# YOUR TASK
From the listing below, extract every line containing "letter".

# EXERCISE MATERIAL
==================================================
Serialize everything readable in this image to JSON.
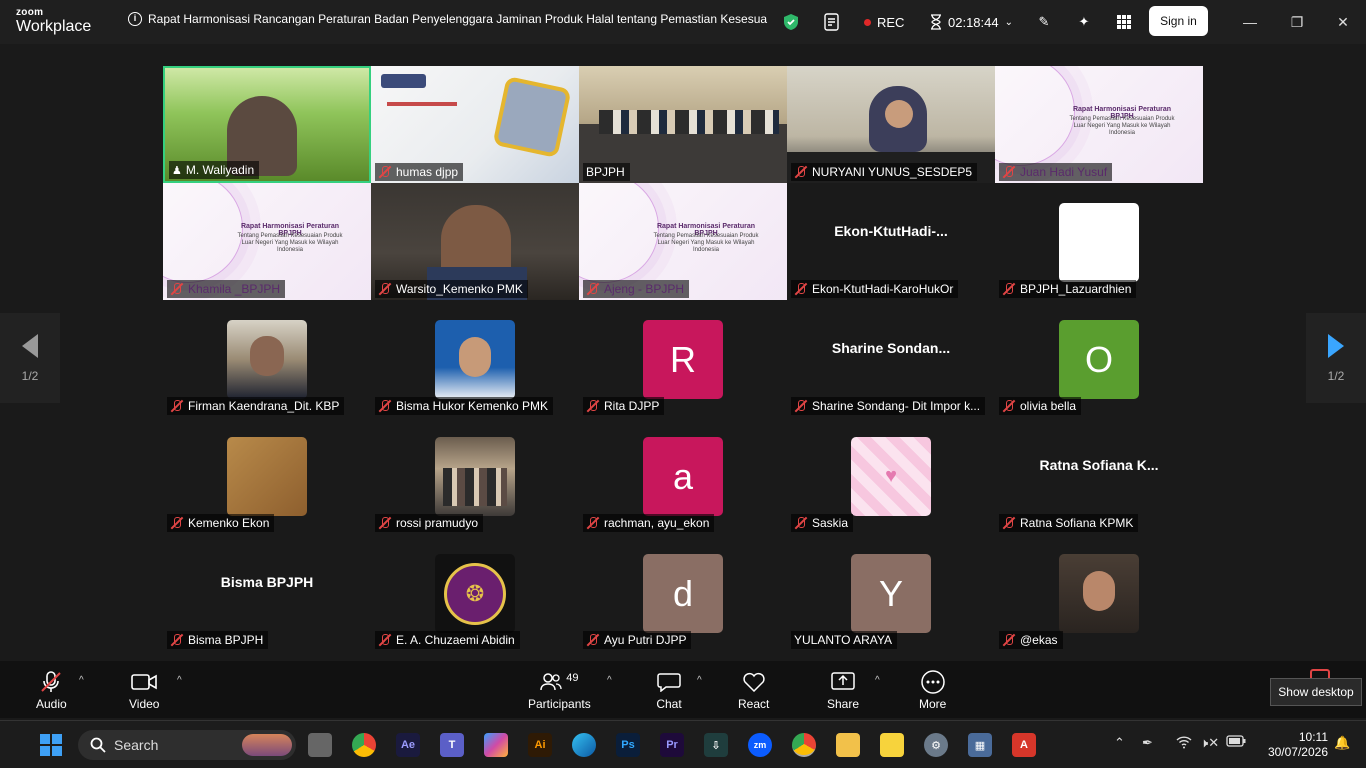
{
  "titlebar": {
    "brand_top": "zoom",
    "brand_bottom": "Workplace",
    "meeting_title": "Rapat Harmonisasi Rancangan Peraturan Badan Penyelenggara Jaminan Produk Halal tentang Pemastian Kesesua",
    "rec_label": "REC",
    "timer": "02:18:44",
    "signin_label": "Sign in"
  },
  "gallery": {
    "page_indicator": "1/2",
    "tiles": [
      {
        "name": "M. Waliyadin",
        "kind": "video"
      },
      {
        "name": "humas djpp",
        "kind": "video"
      },
      {
        "name": "BPJPH",
        "kind": "video"
      },
      {
        "name": "NURYANI YUNUS_SESDEP5",
        "kind": "video"
      },
      {
        "name": "Juan Hadi Yusuf",
        "kind": "slide"
      },
      {
        "name": "Khamila _BPJPH",
        "kind": "slide"
      },
      {
        "name": "Warsito_Kemenko PMK",
        "kind": "video"
      },
      {
        "name": "Ajeng - BPJPH",
        "kind": "slide"
      },
      {
        "name": "Ekon-KtutHadi-KaroHukOr",
        "display": "Ekon-KtutHadi-...",
        "kind": "name"
      },
      {
        "name": "BPJPH_Lazuardhien",
        "kind": "avatar",
        "color": "#ffffff",
        "letter": ""
      },
      {
        "name": "Firman Kaendrana_Dit. KBP",
        "kind": "photo"
      },
      {
        "name": "Bisma Hukor Kemenko PMK",
        "kind": "photo"
      },
      {
        "name": "Rita DJPP",
        "kind": "avatar",
        "color": "#c8175c",
        "letter": "R"
      },
      {
        "name": "Sharine Sondang- Dit Impor k...",
        "display": "Sharine  Sondan...",
        "kind": "name"
      },
      {
        "name": "olivia bella",
        "kind": "avatar",
        "color": "#5a9e2f",
        "letter": "O"
      },
      {
        "name": "Kemenko Ekon",
        "kind": "avatar",
        "color": "#a8783e",
        "letter": ""
      },
      {
        "name": "rossi pramudyo",
        "kind": "photo"
      },
      {
        "name": "rachman, ayu_ekon",
        "kind": "avatar",
        "color": "#c8175c",
        "letter": "a"
      },
      {
        "name": "Saskia",
        "kind": "avatar",
        "color": "#f4c6dd",
        "letter": ""
      },
      {
        "name": "Ratna Sofiana KPMK",
        "display": "Ratna Sofiana K...",
        "kind": "name"
      },
      {
        "name": "Bisma  BPJPH",
        "display": "Bisma  BPJPH",
        "kind": "name"
      },
      {
        "name": "E. A. Chuzaemi Abidin",
        "kind": "logo"
      },
      {
        "name": "Ayu Putri DJPP",
        "kind": "avatar",
        "color": "#8a6e64",
        "letter": "d"
      },
      {
        "name": "YULANTO ARAYA",
        "kind": "avatar",
        "color": "#8a6e64",
        "letter": "Y"
      },
      {
        "name": "@ekas",
        "kind": "photo"
      }
    ],
    "slide_text": {
      "title": "Rapat Harmonisasi Peraturan BPJPH",
      "subtitle": "Tentang Pemastian Kesesuaian Produk Luar Negeri Yang Masuk ke Wilayah Indonesia"
    }
  },
  "toolbar": {
    "audio": "Audio",
    "video": "Video",
    "participants": "Participants",
    "participants_count": "49",
    "chat": "Chat",
    "react": "React",
    "share": "Share",
    "more": "More",
    "tooltip": "Show desktop"
  },
  "taskbar": {
    "search_placeholder": "Search",
    "time": "10:11",
    "date": "30/07/2026"
  }
}
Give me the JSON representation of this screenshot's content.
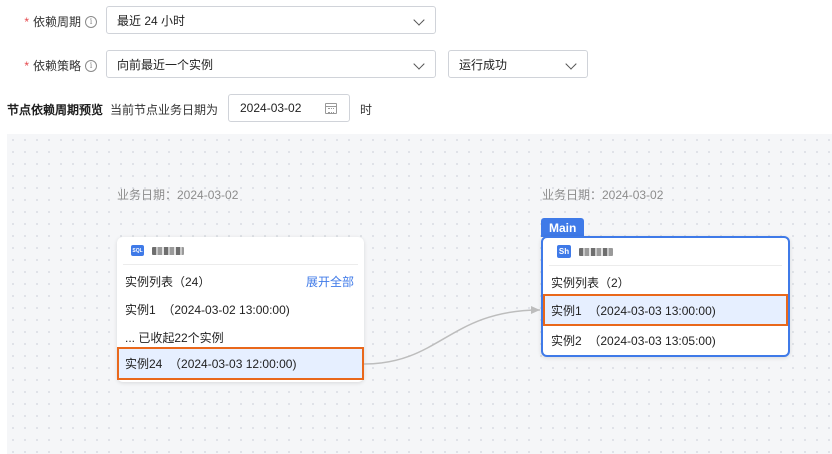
==================================================
# COMPLETED TASK
        "letter": ""
        "letter": "R"
        "letter": "O"
        "letter": ""
        "letter": "a"
        "letter": ""
        "letter": "d"
        "letter": "Y"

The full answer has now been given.